Entries from a dataset
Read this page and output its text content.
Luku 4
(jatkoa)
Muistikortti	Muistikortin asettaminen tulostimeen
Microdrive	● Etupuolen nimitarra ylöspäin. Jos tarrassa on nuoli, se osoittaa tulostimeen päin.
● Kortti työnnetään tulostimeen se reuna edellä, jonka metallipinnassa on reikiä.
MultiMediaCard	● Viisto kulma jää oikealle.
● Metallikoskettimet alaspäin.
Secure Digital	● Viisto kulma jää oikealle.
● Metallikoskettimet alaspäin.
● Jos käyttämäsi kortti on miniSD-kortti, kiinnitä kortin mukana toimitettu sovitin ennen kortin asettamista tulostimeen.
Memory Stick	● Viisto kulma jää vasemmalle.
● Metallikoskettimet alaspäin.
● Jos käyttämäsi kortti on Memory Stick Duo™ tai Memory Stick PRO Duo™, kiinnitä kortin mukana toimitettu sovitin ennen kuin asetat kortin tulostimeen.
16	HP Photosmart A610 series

▶ _What is being asked_: Show the lines where the word "kulma" appears in the entries.

▶ _Exercise solution_:
MultiMediaCard	● Viisto kulma jää oikealle.
Secure Digital	● Viisto kulma jää oikealle.
Memory Stick	● Viisto kulma jää vasemmalle.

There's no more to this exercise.